Data rows:
>>

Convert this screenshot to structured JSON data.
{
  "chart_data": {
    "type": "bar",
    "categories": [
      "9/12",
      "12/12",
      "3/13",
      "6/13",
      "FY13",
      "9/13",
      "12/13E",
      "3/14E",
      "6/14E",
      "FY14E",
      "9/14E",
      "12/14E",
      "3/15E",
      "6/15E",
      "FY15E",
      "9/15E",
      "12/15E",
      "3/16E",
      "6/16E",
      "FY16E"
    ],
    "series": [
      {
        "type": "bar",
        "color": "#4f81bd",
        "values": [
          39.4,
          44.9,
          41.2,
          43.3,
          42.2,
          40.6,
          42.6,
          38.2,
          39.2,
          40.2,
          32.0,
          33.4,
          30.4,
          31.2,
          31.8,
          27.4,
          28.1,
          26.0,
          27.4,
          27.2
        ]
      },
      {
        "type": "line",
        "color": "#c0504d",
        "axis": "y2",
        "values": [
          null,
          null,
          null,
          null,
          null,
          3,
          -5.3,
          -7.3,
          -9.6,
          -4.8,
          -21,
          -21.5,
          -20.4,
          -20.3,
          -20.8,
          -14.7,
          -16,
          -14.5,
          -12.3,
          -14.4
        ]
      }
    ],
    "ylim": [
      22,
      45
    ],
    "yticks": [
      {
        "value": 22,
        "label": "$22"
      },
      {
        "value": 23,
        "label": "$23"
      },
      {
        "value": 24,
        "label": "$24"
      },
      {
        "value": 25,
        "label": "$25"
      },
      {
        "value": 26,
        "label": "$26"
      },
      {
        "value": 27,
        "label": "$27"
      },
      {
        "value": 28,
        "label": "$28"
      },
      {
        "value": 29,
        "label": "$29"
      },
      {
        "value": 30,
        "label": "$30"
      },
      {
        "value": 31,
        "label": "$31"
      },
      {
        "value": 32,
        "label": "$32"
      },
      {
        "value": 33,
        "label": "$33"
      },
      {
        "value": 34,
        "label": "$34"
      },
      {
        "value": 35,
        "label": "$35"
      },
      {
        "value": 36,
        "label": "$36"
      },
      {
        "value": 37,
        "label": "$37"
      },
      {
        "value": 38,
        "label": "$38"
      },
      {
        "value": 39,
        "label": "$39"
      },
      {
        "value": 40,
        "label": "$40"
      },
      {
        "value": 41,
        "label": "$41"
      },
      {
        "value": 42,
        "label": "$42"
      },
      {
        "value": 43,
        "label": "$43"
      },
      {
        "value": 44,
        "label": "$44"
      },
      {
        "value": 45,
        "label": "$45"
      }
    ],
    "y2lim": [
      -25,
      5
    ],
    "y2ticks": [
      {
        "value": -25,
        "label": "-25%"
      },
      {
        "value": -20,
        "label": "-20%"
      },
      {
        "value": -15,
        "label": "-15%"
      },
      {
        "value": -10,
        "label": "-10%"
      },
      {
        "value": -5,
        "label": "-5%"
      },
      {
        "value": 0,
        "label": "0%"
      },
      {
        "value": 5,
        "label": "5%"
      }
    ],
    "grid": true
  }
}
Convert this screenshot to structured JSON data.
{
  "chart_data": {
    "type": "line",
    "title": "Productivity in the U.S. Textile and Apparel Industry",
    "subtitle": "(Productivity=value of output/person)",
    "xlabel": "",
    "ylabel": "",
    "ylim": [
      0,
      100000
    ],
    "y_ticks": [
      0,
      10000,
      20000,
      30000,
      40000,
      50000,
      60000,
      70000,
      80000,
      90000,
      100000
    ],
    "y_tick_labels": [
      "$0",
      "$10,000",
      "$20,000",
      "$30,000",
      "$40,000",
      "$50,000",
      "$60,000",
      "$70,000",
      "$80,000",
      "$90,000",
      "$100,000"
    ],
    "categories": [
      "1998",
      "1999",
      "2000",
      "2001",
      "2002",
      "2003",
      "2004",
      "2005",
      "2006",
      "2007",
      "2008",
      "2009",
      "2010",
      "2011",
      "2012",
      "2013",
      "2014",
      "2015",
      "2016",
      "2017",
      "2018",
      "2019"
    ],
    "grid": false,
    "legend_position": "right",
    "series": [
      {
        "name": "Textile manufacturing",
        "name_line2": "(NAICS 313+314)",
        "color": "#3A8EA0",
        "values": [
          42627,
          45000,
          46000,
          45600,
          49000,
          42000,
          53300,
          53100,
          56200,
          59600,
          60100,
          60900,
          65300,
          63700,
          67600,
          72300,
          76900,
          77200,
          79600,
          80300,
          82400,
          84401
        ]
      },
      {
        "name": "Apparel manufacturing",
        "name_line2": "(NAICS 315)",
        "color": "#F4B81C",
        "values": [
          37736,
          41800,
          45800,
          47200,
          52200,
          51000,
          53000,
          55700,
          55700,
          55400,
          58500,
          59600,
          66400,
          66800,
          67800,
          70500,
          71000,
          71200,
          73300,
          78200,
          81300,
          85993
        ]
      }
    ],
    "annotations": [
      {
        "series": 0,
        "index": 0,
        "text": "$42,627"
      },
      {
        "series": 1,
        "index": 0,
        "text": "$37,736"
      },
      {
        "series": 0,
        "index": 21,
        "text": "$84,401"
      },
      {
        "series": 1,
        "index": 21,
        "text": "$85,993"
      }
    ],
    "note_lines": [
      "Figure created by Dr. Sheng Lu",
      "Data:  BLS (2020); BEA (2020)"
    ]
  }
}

<<

Task description:
Your task is to repeat every line exactly.

Result of this exercise:
Convert this screenshot to structured JSON data.
{
  "chart_data": {
    "type": "bar",
    "categories": [
      "9/12",
      "12/12",
      "3/13",
      "6/13",
      "FY13",
      "9/13",
      "12/13E",
      "3/14E",
      "6/14E",
      "FY14E",
      "9/14E",
      "12/14E",
      "3/15E",
      "6/15E",
      "FY15E",
      "9/15E",
      "12/15E",
      "3/16E",
      "6/16E",
      "FY16E"
    ],
    "series": [
      {
        "type": "bar",
        "color": "#4f81bd",
        "values": [
          39.4,
          44.9,
          41.2,
          43.3,
          42.2,
          40.6,
          42.6,
          38.2,
          39.2,
          40.2,
          32.0,
          33.4,
          30.4,
          31.2,
          31.8,
          27.4,
          28.1,
          26.0,
          27.4,
          27.2
        ]
      },
      {
        "type": "line",
        "color": "#c0504d",
        "axis": "y2",
        "values": [
          null,
          null,
          null,
          null,
          null,
          3,
          -5.3,
          -7.3,
          -9.6,
          -4.8,
          -21,
          -21.5,
          -20.4,
          -20.3,
          -20.8,
          -14.7,
          -16,
          -14.5,
          -12.3,
          -14.4
        ]
      }
    ],
    "ylim": [
      22,
      45
    ],
    "yticks": [
      {
        "value": 22,
        "label": "$22"
      },
      {
        "value": 23,
        "label": "$23"
      },
      {
        "value": 24,
        "label": "$24"
      },
      {
        "value": 25,
        "label": "$25"
      },
      {
        "value": 26,
        "label": "$26"
      },
      {
        "value": 27,
        "label": "$27"
      },
      {
        "value": 28,
        "label": "$28"
      },
      {
        "value": 29,
        "label": "$29"
      },
      {
        "value": 30,
        "label": "$30"
      },
      {
        "value": 31,
        "label": "$31"
      },
      {
        "value": 32,
        "label": "$32"
      },
      {
        "value": 33,
        "label": "$33"
      },
      {
        "value": 34,
        "label": "$34"
      },
      {
        "value": 35,
        "label": "$35"
      },
      {
        "value": 36,
        "label": "$36"
      },
      {
        "value": 37,
        "label": "$37"
      },
      {
        "value": 38,
        "label": "$38"
      },
      {
        "value": 39,
        "label": "$39"
      },
      {
        "value": 40,
        "label": "$40"
      },
      {
        "value": 41,
        "label": "$41"
      },
      {
        "value": 42,
        "label": "$42"
      },
      {
        "value": 43,
        "label": "$43"
      },
      {
        "value": 44,
        "label": "$44"
      },
      {
        "value": 45,
        "label": "$45"
      }
    ],
    "y2lim": [
      -25,
      5
    ],
    "y2ticks": [
      {
        "value": -25,
        "label": "-25%"
      },
      {
        "value": -20,
        "label": "-20%"
      },
      {
        "value": -15,
        "label": "-15%"
      },
      {
        "value": -10,
        "label": "-10%"
      },
      {
        "value": -5,
        "label": "-5%"
      },
      {
        "value": 0,
        "label": "0%"
      },
      {
        "value": 5,
        "label": "5%"
      }
    ],
    "grid": true
  }
}
Convert this screenshot to structured JSON data.
{
  "chart_data": {
    "type": "line",
    "title": "Productivity in the U.S. Textile and Apparel Industry",
    "subtitle": "(Productivity=value of output/person)",
    "xlabel": "",
    "ylabel": "",
    "ylim": [
      0,
      100000
    ],
    "y_ticks": [
      0,
      10000,
      20000,
      30000,
      40000,
      50000,
      60000,
      70000,
      80000,
      90000,
      100000
    ],
    "y_tick_labels": [
      "$0",
      "$10,000",
      "$20,000",
      "$30,000",
      "$40,000",
      "$50,000",
      "$60,000",
      "$70,000",
      "$80,000",
      "$90,000",
      "$100,000"
    ],
    "categories": [
      "1998",
      "1999",
      "2000",
      "2001",
      "2002",
      "2003",
      "2004",
      "2005",
      "2006",
      "2007",
      "2008",
      "2009",
      "2010",
      "2011",
      "2012",
      "2013",
      "2014",
      "2015",
      "2016",
      "2017",
      "2018",
      "2019"
    ],
    "grid": false,
    "legend_position": "right",
    "series": [
      {
        "name": "Textile manufacturing",
        "name_line2": "(NAICS 313+314)",
        "color": "#3A8EA0",
        "values": [
          42627,
          45000,
          46000,
          45600,
          49000,
          42000,
          53300,
          53100,
          56200,
          59600,
          60100,
          60900,
          65300,
          63700,
          67600,
          72300,
          76900,
          77200,
          79600,
          80300,
          82400,
          84401
        ]
      },
      {
        "name": "Apparel manufacturing",
        "name_line2": "(NAICS 315)",
        "color": "#F4B81C",
        "values": [
          37736,
          41800,
          45800,
          47200,
          52200,
          51000,
          53000,
          55700,
          55700,
          55400,
          58500,
          59600,
          66400,
          66800,
          67800,
          70500,
          71000,
          71200,
          73300,
          78200,
          81300,
          85993
        ]
      }
    ],
    "annotations": [
      {
        "series": 0,
        "index": 0,
        "text": "$42,627"
      },
      {
        "series": 1,
        "index": 0,
        "text": "$37,736"
      },
      {
        "series": 0,
        "index": 21,
        "text": "$84,401"
      },
      {
        "series": 1,
        "index": 21,
        "text": "$85,993"
      }
    ],
    "note_lines": [
      "Figure created by Dr. Sheng Lu",
      "Data:  BLS (2020); BEA (2020)"
    ]
  }
}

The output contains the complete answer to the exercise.